Set task » Copy every line of the data that includes the string "ÁGUA".
— BEGIN Listing —
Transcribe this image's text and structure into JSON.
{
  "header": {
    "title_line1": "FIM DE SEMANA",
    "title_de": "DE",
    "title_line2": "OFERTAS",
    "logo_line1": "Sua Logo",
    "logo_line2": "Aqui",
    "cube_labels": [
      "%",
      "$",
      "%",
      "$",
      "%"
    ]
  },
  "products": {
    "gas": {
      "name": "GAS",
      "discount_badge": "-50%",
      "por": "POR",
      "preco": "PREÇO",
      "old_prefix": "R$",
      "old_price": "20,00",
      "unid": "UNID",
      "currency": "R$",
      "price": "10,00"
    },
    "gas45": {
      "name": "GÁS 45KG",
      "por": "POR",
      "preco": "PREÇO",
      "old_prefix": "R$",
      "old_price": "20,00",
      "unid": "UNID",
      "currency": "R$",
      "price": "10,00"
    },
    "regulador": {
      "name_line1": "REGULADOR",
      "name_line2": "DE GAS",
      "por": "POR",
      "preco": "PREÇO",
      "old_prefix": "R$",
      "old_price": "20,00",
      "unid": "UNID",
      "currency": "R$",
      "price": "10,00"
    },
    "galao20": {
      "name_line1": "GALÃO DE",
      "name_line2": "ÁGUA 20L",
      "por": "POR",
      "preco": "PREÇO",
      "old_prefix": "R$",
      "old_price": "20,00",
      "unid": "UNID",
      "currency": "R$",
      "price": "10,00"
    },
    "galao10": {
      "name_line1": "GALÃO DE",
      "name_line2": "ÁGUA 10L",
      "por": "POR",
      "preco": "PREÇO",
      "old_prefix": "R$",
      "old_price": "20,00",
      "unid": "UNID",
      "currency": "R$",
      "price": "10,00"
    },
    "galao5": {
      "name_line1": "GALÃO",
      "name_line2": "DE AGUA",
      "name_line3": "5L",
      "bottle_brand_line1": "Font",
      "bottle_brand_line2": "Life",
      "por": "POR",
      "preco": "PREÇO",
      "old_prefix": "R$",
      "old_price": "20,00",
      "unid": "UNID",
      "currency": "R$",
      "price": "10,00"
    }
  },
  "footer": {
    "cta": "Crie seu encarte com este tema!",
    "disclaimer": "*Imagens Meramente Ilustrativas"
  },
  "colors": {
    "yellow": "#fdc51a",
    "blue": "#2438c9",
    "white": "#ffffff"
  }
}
— END Listing —
Task output »
      "name_line2": "ÁGUA 20L",
      "name_line2": "ÁGUA 10L",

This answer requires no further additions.